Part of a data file
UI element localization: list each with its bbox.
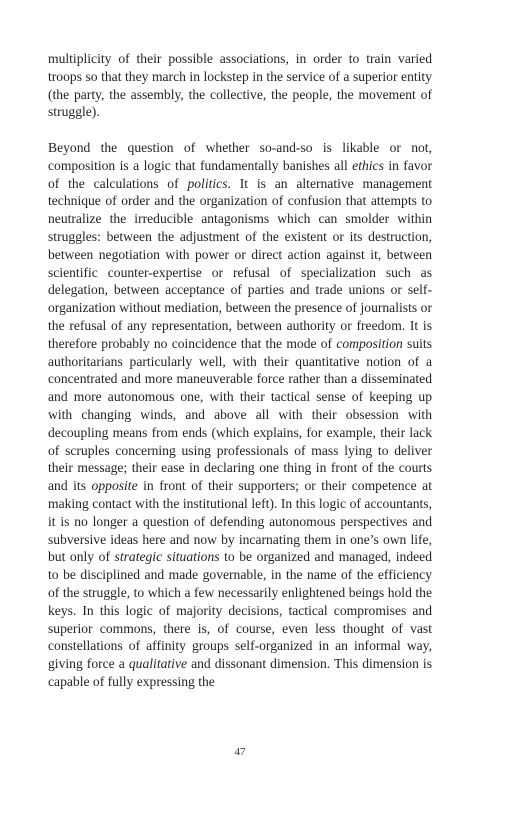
paragraph	[48, 50, 432, 121]
page-number: 47	[234, 746, 246, 758]
text-run: in front of their supporters; or their competence at making contact with the institutional left). In this logic of accountants, it is no longer a question of defending autonomous perspectives and subversive ideas here and now by incarnating them in one’s own life, but only of	[48, 478, 432, 565]
text-run: multiplicity of their possible associations, in order to train varied troops so that they march in lockstep in the service of a superior entity (the party, the assembly, the collective, the people, the movement of struggle).	[48, 51, 432, 120]
italic-text: qualitative	[128, 656, 188, 672]
italic-text: opposite	[91, 478, 138, 494]
italic-text: composition	[336, 335, 403, 351]
text-run: in favor of the calculations of	[48, 157, 432, 191]
text-run: . It is an alternative management technique of order and the organization of confusion that attempts to neutralize the irreducible antagonisms which can smolder within struggles: between the adjustment of the existent or its destruction, between negotiation with power or direct action against it, between scientific counter-expertise or refusal of specialization such as delegation, between acceptance of parties and trade unions or self-organization without mediation, between the presence of journalists or the refusal of any representation, between authority or freedom. It is therefore probably no coincidence that the mode of	[48, 175, 432, 351]
text-run: suits authoritarians particularly well, with their quantitative notion of a concentrated and more maneuverable force rather than a disseminated and more autonomous one, with their tactical sense of keeping up with changing winds, and above all with their obsession with decoupling means from ends (which explains, for example, their lack of scruples concerning using professionals of mass lying to deliver their message; their ease in declaring one thing in front of the courts and its	[48, 335, 432, 494]
text-run: and dissonant dimension. This dimension is capable of fully expressing the	[48, 656, 433, 689]
italic-text: ethics	[352, 157, 384, 173]
italic-text: politics	[187, 175, 228, 191]
paragraph	[48, 139, 432, 691]
text-run: Beyond the question of whether so-and-so is likable or not, composition is a logic that fundamentally banishes all	[48, 139, 432, 173]
text-run: to be organized and managed, indeed to be disciplined and made governable, in the name of the efficiency of the struggle, to which a few necessarily enlightened beings hold the keys. In this logic of majority decisions, tactical compromises and superior commons, there is, of course, even less thought of vast constellations of affinity groups self-organized in an informal way, giving force a	[48, 549, 432, 672]
italic-text: strategic situations	[114, 549, 220, 565]
body-text	[48, 50, 432, 691]
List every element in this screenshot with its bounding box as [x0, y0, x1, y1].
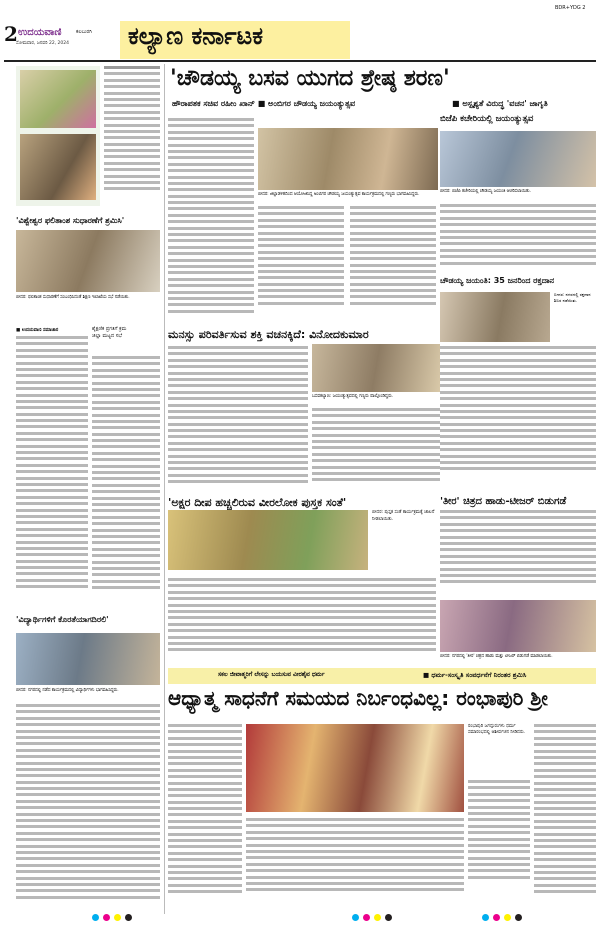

Goal: Render the records from the line containing "50, 432, 121]" up to and including the line containing "text-run: . It" as a Markdown table with the columns Row and Line. Give each row its number and leave out blank lines.

Output below:
| Row | Line |
|---|---|
| 1 | paragraph	[48, 50, 432, 121] |
| 2 | page-number: 47	[234, 746, 246, 758] |
| 3 | text-run: in front of their supporters; or their competence at making contact with the institutional left). In this logic of accountants, it is no longer a question of defending autonomous perspectives and subversive ideas here and now by incarnating them in one’s own life, but only of	[48, 478, 432, 565] |
| 4 | text-run: multiplicity of their possible associations, in order to train varied troops so that they march in lockstep in the service of a superior entity (the party, the assembly, the collective, the people, the movement of struggle).	[48, 51, 432, 120] |
| 5 | italic-text: qualitative	[128, 656, 188, 672] |
| 6 | italic-text: opposite	[91, 478, 138, 494] |
| 7 | italic-text: composition	[336, 335, 403, 351] |
| 8 | text-run: in favor of the calculations of	[48, 157, 432, 191] |
| 9 | text-run: . It is an alternative management technique of order and the organization of confusion that attempts to neutralize the irreducible antagonisms which can smolder within struggles: between the adjustment of the existent or its destruction, between negotiation with power or direct action against it, between scientific counter-expertise or refusal of specialization such as delegation, between acceptance of parties and trade unions or self-organization without mediation, between the presence of journalists or the refusal of any representation, between authority or freedom. It is therefore probably no coincidence that the mode of	[48, 175, 432, 351] |